• **EXERCISE DIRECTIONS**
Reproduce each of the records below word for word, without any changes.

--- start EXCERPTED RECORDS ---

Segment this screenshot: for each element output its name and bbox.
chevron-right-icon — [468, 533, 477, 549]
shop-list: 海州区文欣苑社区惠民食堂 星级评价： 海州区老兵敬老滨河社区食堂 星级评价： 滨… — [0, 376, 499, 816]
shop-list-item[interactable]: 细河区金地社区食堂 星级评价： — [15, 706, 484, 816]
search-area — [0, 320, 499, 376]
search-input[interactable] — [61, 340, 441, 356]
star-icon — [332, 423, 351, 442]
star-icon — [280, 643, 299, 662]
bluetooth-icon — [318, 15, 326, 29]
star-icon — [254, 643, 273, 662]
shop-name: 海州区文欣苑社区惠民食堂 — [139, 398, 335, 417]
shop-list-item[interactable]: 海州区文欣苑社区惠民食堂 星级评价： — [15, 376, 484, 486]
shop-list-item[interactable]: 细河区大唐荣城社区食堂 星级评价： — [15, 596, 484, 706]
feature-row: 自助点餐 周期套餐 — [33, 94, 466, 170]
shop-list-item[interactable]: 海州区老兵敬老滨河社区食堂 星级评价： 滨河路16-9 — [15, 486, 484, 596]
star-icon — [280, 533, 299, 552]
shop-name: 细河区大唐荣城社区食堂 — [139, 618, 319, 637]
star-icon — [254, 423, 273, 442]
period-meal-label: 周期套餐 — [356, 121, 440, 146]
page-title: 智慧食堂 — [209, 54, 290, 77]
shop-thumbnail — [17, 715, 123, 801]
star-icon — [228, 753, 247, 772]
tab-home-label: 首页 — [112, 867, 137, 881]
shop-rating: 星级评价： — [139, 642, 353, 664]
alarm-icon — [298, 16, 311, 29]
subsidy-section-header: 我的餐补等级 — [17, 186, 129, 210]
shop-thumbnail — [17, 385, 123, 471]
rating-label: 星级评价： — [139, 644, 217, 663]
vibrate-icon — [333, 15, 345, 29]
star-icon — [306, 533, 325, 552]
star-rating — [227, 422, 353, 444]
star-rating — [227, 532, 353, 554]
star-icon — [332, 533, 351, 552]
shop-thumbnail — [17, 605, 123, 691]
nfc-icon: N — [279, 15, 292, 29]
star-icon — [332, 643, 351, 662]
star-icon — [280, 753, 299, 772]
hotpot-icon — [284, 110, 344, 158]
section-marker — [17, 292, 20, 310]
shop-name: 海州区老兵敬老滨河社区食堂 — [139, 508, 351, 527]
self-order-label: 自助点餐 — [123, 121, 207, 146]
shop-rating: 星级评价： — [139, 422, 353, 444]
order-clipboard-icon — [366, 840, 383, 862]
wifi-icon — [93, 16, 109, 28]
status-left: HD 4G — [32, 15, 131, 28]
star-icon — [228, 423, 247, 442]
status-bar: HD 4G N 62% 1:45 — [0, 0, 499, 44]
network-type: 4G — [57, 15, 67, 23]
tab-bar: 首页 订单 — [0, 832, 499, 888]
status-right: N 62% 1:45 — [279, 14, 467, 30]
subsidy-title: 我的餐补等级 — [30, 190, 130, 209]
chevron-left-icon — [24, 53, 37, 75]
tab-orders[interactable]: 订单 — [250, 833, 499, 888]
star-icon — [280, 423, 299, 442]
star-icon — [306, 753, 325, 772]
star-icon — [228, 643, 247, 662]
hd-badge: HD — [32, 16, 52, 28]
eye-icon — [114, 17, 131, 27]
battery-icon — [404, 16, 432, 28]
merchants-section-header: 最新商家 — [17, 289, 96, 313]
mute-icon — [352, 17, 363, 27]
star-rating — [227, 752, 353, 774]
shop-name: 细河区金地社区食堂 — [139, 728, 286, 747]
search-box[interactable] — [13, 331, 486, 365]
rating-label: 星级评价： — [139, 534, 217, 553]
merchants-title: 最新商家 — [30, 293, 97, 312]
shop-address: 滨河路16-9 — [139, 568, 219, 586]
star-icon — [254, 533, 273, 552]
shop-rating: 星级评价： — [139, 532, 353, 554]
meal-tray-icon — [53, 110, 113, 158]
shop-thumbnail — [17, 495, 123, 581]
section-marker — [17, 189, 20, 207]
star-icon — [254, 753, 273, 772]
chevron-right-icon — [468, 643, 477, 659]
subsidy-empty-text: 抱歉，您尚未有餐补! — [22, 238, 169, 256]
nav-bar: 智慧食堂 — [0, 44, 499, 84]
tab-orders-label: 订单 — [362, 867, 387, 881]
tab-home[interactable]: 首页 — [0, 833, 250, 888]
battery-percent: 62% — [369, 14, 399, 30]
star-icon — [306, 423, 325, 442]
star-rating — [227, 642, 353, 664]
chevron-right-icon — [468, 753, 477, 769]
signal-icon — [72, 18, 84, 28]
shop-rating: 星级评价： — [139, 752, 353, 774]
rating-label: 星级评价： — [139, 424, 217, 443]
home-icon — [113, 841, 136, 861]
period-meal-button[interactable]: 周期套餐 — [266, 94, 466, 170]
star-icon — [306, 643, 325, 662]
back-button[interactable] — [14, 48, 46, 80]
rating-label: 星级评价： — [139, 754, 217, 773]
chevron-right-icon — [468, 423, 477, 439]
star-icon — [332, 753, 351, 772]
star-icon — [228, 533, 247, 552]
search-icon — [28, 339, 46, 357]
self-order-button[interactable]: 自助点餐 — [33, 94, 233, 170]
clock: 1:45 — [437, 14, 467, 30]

--- end EXCERPTED RECORDS ---

• **RESPONSE TO THIS TASK**
Segment this screenshot: for each element output its name and bbox.
chevron-right-icon — [468, 533, 477, 549]
shop-list: 海州区文欣苑社区惠民食堂 星级评价： 海州区老兵敬老滨河社区食堂 星级评价： 滨… — [0, 376, 499, 816]
shop-list-item[interactable]: 细河区金地社区食堂 星级评价： — [15, 706, 484, 816]
search-area — [0, 320, 499, 376]
search-input[interactable] — [61, 340, 441, 356]
star-icon — [332, 423, 351, 442]
star-icon — [280, 643, 299, 662]
bluetooth-icon — [318, 15, 326, 29]
star-icon — [254, 643, 273, 662]
shop-name: 海州区文欣苑社区惠民食堂 — [139, 398, 335, 417]
shop-list-item[interactable]: 海州区文欣苑社区惠民食堂 星级评价： — [15, 376, 484, 486]
shop-list-item[interactable]: 细河区大唐荣城社区食堂 星级评价： — [15, 596, 484, 706]
feature-row: 自助点餐 周期套餐 — [33, 94, 466, 170]
shop-list-item[interactable]: 海州区老兵敬老滨河社区食堂 星级评价： 滨河路16-9 — [15, 486, 484, 596]
star-icon — [280, 533, 299, 552]
shop-name: 细河区大唐荣城社区食堂 — [139, 618, 319, 637]
star-icon — [254, 423, 273, 442]
period-meal-label: 周期套餐 — [356, 121, 440, 146]
page-title: 智慧食堂 — [209, 54, 290, 77]
shop-thumbnail — [17, 715, 123, 801]
star-icon — [228, 753, 247, 772]
tab-home-label: 首页 — [112, 867, 137, 881]
shop-rating: 星级评价： — [139, 642, 353, 664]
alarm-icon — [298, 16, 311, 29]
subsidy-section-header: 我的餐补等级 — [17, 186, 129, 210]
shop-thumbnail — [17, 385, 123, 471]
rating-label: 星级评价： — [139, 644, 217, 663]
vibrate-icon — [333, 15, 345, 29]
star-icon — [306, 533, 325, 552]
star-rating — [227, 422, 353, 444]
star-rating — [227, 532, 353, 554]
star-icon — [332, 533, 351, 552]
shop-thumbnail — [17, 605, 123, 691]
nfc-icon: N — [279, 15, 292, 29]
star-icon — [332, 643, 351, 662]
star-icon — [280, 753, 299, 772]
hotpot-icon — [284, 110, 344, 158]
section-marker — [17, 292, 20, 310]
shop-name: 海州区老兵敬老滨河社区食堂 — [139, 508, 351, 527]
self-order-label: 自助点餐 — [123, 121, 207, 146]
shop-rating: 星级评价： — [139, 422, 353, 444]
order-clipboard-icon — [366, 840, 383, 862]
wifi-icon — [93, 16, 109, 28]
status-left: HD 4G — [32, 15, 131, 28]
star-icon — [228, 423, 247, 442]
status-bar: HD 4G N 62% 1:45 — [0, 0, 499, 44]
network-type: 4G — [57, 15, 67, 23]
tab-bar: 首页 订单 — [0, 832, 499, 888]
status-right: N 62% 1:45 — [279, 14, 467, 30]
subsidy-title: 我的餐补等级 — [30, 190, 130, 209]
chevron-left-icon — [24, 53, 37, 75]
tab-orders[interactable]: 订单 — [250, 833, 499, 888]
star-icon — [280, 423, 299, 442]
star-icon — [306, 753, 325, 772]
star-icon — [228, 643, 247, 662]
hd-badge: HD — [32, 16, 52, 28]
eye-icon — [114, 17, 131, 27]
battery-icon — [404, 16, 432, 28]
merchants-section-header: 最新商家 — [17, 289, 96, 313]
mute-icon — [352, 17, 363, 27]
star-rating — [227, 752, 353, 774]
shop-name: 细河区金地社区食堂 — [139, 728, 286, 747]
search-box[interactable] — [13, 331, 486, 365]
rating-label: 星级评价： — [139, 534, 217, 553]
merchants-title: 最新商家 — [30, 293, 97, 312]
shop-address: 滨河路16-9 — [139, 568, 219, 586]
star-icon — [254, 533, 273, 552]
shop-rating: 星级评价： — [139, 532, 353, 554]
meal-tray-icon — [53, 110, 113, 158]
shop-thumbnail — [17, 495, 123, 581]
section-marker — [17, 189, 20, 207]
star-icon — [254, 753, 273, 772]
chevron-right-icon — [468, 643, 477, 659]
subsidy-empty-text: 抱歉，您尚未有餐补! — [22, 238, 169, 256]
nav-bar: 智慧食堂 — [0, 44, 499, 84]
tab-orders-label: 订单 — [362, 867, 387, 881]
tab-home[interactable]: 首页 — [0, 833, 250, 888]
battery-percent: 62% — [369, 14, 399, 30]
star-icon — [306, 423, 325, 442]
star-rating — [227, 642, 353, 664]
chevron-right-icon — [468, 753, 477, 769]
signal-icon — [72, 18, 84, 28]
shop-rating: 星级评价： — [139, 752, 353, 774]
rating-label: 星级评价： — [139, 424, 217, 443]
home-icon — [113, 841, 136, 861]
period-meal-button[interactable]: 周期套餐 — [266, 94, 466, 170]
star-icon — [306, 643, 325, 662]
back-button[interactable] — [14, 48, 46, 80]
rating-label: 星级评价： — [139, 754, 217, 773]
chevron-right-icon — [468, 423, 477, 439]
star-icon — [332, 753, 351, 772]
star-icon — [228, 533, 247, 552]
search-icon — [28, 339, 46, 357]
self-order-button[interactable]: 自助点餐 — [33, 94, 233, 170]
clock: 1:45 — [437, 14, 467, 30]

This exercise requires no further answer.